▶ Instruction
Identify and pull out each line of the entries in which "this" occurs.

▶ Available records
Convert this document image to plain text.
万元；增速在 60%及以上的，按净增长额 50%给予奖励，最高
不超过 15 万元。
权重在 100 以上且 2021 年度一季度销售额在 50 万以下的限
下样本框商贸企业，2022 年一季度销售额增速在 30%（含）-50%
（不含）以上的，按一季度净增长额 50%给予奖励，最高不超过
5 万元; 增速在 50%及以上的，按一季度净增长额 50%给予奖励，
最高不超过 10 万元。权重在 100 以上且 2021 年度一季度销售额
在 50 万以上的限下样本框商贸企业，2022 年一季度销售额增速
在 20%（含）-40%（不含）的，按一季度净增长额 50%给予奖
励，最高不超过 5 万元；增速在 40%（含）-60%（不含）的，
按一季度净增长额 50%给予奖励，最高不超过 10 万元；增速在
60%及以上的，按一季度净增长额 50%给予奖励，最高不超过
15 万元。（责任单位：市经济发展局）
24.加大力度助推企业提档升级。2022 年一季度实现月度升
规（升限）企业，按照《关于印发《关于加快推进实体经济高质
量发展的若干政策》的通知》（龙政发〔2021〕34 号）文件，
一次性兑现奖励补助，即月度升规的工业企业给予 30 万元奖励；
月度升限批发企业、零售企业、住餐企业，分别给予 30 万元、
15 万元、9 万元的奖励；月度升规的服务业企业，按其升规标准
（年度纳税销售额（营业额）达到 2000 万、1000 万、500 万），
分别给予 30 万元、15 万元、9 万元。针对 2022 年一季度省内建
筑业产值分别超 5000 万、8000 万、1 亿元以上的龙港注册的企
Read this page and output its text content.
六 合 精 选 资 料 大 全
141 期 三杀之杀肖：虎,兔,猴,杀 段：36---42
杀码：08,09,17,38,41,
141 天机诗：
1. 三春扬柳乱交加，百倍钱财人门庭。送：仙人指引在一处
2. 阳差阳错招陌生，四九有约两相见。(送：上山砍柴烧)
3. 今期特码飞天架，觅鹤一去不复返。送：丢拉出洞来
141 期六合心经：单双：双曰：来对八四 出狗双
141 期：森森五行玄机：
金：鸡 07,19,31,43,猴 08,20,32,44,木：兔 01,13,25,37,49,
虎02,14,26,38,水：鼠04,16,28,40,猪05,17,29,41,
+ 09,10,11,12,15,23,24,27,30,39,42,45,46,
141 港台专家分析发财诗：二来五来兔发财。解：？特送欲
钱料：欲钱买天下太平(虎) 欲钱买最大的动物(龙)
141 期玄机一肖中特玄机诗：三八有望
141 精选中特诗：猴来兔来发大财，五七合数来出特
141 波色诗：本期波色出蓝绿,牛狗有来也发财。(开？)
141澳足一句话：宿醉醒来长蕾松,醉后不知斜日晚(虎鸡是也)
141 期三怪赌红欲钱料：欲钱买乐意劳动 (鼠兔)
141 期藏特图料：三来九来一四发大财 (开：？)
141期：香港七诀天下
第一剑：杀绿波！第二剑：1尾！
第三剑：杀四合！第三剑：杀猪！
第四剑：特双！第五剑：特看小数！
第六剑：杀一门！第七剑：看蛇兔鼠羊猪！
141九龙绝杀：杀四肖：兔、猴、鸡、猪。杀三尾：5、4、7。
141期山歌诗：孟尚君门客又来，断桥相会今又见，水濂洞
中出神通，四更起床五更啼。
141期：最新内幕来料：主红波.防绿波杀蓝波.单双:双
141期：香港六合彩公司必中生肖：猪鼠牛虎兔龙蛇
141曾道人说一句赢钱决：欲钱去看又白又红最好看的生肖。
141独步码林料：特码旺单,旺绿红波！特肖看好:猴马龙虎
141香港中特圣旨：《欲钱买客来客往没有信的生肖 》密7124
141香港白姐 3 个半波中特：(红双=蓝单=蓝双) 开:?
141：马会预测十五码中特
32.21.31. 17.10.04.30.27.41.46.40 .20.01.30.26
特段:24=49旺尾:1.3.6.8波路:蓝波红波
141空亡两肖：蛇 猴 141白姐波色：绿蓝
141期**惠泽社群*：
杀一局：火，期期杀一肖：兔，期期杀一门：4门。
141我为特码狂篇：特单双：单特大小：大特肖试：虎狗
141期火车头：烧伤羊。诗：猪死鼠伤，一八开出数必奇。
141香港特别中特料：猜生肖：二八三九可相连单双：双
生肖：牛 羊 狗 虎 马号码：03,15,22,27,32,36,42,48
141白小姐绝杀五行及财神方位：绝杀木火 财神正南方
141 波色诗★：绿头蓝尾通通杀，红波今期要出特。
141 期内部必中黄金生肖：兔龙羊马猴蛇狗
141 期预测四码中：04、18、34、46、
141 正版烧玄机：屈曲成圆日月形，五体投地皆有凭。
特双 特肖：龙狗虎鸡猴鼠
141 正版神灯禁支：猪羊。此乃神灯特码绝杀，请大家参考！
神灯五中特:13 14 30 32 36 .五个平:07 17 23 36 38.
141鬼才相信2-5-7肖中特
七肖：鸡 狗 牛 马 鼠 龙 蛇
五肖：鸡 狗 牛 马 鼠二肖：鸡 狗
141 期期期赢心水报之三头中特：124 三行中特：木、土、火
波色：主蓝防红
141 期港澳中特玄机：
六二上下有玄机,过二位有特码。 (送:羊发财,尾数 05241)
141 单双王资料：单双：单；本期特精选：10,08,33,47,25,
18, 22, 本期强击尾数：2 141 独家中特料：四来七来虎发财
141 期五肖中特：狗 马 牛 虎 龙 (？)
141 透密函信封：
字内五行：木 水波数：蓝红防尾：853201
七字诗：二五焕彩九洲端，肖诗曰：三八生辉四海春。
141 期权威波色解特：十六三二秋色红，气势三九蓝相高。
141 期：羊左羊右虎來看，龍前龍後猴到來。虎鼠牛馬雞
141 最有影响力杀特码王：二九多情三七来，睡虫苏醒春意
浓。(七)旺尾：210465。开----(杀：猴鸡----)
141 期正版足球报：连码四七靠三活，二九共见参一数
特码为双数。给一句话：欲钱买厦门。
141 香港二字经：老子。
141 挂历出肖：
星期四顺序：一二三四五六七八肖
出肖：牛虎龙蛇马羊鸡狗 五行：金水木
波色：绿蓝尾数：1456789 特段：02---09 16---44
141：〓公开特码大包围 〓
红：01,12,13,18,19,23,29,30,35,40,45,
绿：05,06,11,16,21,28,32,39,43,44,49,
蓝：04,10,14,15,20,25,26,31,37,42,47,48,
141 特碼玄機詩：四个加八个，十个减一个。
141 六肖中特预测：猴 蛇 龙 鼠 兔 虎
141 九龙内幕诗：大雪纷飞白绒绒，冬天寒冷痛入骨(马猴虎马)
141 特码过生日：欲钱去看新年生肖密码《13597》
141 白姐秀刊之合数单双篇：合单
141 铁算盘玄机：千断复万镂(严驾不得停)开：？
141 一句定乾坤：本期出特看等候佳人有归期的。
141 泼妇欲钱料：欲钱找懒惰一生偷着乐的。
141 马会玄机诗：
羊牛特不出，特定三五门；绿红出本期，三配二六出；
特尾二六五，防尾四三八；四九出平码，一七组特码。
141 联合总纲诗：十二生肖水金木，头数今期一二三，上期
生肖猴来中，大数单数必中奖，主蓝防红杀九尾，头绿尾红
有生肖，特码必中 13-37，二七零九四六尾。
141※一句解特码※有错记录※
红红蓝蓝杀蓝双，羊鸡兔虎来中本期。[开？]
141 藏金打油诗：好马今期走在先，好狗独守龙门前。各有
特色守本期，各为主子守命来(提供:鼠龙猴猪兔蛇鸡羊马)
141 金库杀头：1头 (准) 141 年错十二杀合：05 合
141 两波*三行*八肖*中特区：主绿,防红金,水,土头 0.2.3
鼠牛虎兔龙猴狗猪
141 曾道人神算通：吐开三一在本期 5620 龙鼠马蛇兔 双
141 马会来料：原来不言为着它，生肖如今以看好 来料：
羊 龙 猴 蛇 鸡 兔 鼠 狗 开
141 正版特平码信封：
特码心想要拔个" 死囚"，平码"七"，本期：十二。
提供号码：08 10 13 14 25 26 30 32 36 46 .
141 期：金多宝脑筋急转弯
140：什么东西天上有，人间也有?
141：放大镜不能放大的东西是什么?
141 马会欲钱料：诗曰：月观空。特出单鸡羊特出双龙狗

▶ Final answer
Convert this document image to plain text.
Read this page and output its text content.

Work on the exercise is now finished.